* Work to do
Copy all records verbatim.

Dataset records:
________________________

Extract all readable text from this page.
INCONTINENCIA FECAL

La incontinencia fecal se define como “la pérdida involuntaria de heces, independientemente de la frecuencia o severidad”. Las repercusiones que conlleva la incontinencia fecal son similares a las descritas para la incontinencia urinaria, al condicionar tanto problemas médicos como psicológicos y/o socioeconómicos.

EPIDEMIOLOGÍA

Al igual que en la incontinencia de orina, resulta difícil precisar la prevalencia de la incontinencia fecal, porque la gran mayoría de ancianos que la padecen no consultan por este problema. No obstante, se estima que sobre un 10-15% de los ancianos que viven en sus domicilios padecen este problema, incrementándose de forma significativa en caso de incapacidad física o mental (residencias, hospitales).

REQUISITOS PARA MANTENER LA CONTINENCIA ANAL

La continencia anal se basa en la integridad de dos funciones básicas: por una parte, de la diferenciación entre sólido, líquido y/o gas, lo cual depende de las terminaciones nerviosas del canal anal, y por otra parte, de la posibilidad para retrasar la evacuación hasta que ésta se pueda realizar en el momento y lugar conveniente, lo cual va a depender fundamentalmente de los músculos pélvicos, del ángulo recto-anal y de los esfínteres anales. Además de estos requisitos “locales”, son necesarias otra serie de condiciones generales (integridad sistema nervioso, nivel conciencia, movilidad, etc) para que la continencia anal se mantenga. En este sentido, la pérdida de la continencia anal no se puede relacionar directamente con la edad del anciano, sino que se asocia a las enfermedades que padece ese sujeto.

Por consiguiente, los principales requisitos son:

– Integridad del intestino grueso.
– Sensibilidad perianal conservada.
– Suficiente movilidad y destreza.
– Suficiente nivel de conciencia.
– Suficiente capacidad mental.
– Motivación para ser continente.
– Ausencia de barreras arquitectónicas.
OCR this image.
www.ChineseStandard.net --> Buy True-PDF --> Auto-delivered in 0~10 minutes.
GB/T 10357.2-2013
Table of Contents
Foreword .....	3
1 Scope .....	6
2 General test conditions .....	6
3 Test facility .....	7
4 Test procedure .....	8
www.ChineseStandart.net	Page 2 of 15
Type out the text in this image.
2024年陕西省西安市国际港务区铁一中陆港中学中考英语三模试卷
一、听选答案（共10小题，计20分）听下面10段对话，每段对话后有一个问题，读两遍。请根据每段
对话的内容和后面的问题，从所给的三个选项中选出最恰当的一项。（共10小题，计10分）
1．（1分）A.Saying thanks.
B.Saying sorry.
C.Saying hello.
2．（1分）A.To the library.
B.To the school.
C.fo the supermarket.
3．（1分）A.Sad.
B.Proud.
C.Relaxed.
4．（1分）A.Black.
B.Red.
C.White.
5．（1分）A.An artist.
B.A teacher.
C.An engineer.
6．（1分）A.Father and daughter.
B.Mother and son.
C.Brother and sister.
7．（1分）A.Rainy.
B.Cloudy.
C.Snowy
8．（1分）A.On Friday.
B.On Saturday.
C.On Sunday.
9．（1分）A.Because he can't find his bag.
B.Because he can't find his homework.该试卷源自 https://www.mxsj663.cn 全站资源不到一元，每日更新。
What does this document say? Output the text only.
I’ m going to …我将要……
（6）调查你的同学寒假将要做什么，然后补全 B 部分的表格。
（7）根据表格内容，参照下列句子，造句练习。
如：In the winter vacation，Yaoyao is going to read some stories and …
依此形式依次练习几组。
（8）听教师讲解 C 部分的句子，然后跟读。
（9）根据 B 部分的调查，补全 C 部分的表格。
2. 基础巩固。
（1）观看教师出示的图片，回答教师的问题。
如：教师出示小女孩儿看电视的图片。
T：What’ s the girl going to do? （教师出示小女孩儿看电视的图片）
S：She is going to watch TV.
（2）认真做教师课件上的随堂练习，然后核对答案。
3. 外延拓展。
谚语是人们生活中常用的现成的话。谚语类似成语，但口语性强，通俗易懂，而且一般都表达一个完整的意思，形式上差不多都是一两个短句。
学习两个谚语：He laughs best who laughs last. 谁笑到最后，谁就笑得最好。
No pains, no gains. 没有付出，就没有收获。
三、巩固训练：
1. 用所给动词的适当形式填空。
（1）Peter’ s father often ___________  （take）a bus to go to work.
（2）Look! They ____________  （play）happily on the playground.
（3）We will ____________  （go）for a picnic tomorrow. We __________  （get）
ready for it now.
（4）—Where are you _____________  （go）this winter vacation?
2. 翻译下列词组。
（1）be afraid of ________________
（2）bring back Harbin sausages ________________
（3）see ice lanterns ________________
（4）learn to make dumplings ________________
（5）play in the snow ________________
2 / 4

________________________

* The output
Extract all readable text from this page.
INCONTINENCIA FECAL

La incontinencia fecal se define como “la pérdida involuntaria de heces, independientemente de la frecuencia o severidad”. Las repercusiones que conlleva la incontinencia fecal son similares a las descritas para la incontinencia urinaria, al condicionar tanto problemas médicos como psicológicos y/o socioeconómicos.

EPIDEMIOLOGÍA

Al igual que en la incontinencia de orina, resulta difícil precisar la prevalencia de la incontinencia fecal, porque la gran mayoría de ancianos que la padecen no consultan por este problema. No obstante, se estima que sobre un 10-15% de los ancianos que viven en sus domicilios padecen este problema, incrementándose de forma significativa en caso de incapacidad física o mental (residencias, hospitales).

REQUISITOS PARA MANTENER LA CONTINENCIA ANAL

La continencia anal se basa en la integridad de dos funciones básicas: por una parte, de la diferenciación entre sólido, líquido y/o gas, lo cual depende de las terminaciones nerviosas del canal anal, y por otra parte, de la posibilidad para retrasar la evacuación hasta que ésta se pueda realizar en el momento y lugar conveniente, lo cual va a depender fundamentalmente de los músculos pélvicos, del ángulo recto-anal y de los esfínteres anales. Además de estos requisitos “locales”, son necesarias otra serie de condiciones generales (integridad sistema nervioso, nivel conciencia, movilidad, etc) para que la continencia anal se mantenga. En este sentido, la pérdida de la continencia anal no se puede relacionar directamente con la edad del anciano, sino que se asocia a las enfermedades que padece ese sujeto.

Por consiguiente, los principales requisitos son:

– Integridad del intestino grueso.
– Sensibilidad perianal conservada.
– Suficiente movilidad y destreza.
– Suficiente nivel de conciencia.
– Suficiente capacidad mental.
– Motivación para ser continente.
– Ausencia de barreras arquitectónicas.
OCR this image.
www.ChineseStandard.net --> Buy True-PDF --> Auto-delivered in 0~10 minutes.
GB/T 10357.2-2013
Table of Contents
Foreword .....	3
1 Scope .....	6
2 General test conditions .....	6
3 Test facility .....	7
4 Test procedure .....	8
www.ChineseStandart.net	Page 2 of 15
Type out the text in this image.
2024年陕西省西安市国际港务区铁一中陆港中学中考英语三模试卷
一、听选答案（共10小题，计20分）听下面10段对话，每段对话后有一个问题，读两遍。请根据每段
对话的内容和后面的问题，从所给的三个选项中选出最恰当的一项。（共10小题，计10分）
1．（1分）A.Saying thanks.
B.Saying sorry.
C.Saying hello.
2．（1分）A.To the library.
B.To the school.
C.fo the supermarket.
3．（1分）A.Sad.
B.Proud.
C.Relaxed.
4．（1分）A.Black.
B.Red.
C.White.
5．（1分）A.An artist.
B.A teacher.
C.An engineer.
6．（1分）A.Father and daughter.
B.Mother and son.
C.Brother and sister.
7．（1分）A.Rainy.
B.Cloudy.
C.Snowy
8．（1分）A.On Friday.
B.On Saturday.
C.On Sunday.
9．（1分）A.Because he can't find his bag.
B.Because he can't find his homework.该试卷源自 https://www.mxsj663.cn 全站资源不到一元，每日更新。
What does this document say? Output the text only.
I’ m going to …我将要……
（6）调查你的同学寒假将要做什么，然后补全 B 部分的表格。
（7）根据表格内容，参照下列句子，造句练习。
如：In the winter vacation，Yaoyao is going to read some stories and …
依此形式依次练习几组。
（8）听教师讲解 C 部分的句子，然后跟读。
（9）根据 B 部分的调查，补全 C 部分的表格。
2. 基础巩固。
（1）观看教师出示的图片，回答教师的问题。
如：教师出示小女孩儿看电视的图片。
T：What’ s the girl going to do? （教师出示小女孩儿看电视的图片）
S：She is going to watch TV.
（2）认真做教师课件上的随堂练习，然后核对答案。
3. 外延拓展。
谚语是人们生活中常用的现成的话。谚语类似成语，但口语性强，通俗易懂，而且一般都表达一个完整的意思，形式上差不多都是一两个短句。
学习两个谚语：He laughs best who laughs last. 谁笑到最后，谁就笑得最好。
No pains, no gains. 没有付出，就没有收获。
三、巩固训练：
1. 用所给动词的适当形式填空。
（1）Peter’ s father often ___________  （take）a bus to go to work.
（2）Look! They ____________  （play）happily on the playground.
（3）We will ____________  （go）for a picnic tomorrow. We __________  （get）
ready for it now.
（4）—Where are you _____________  （go）this winter vacation?
2. 翻译下列词组。
（1）be afraid of ________________
（2）bring back Harbin sausages ________________
（3）see ice lanterns ________________
（4）learn to make dumplings ________________
（5）play in the snow ________________
2 / 4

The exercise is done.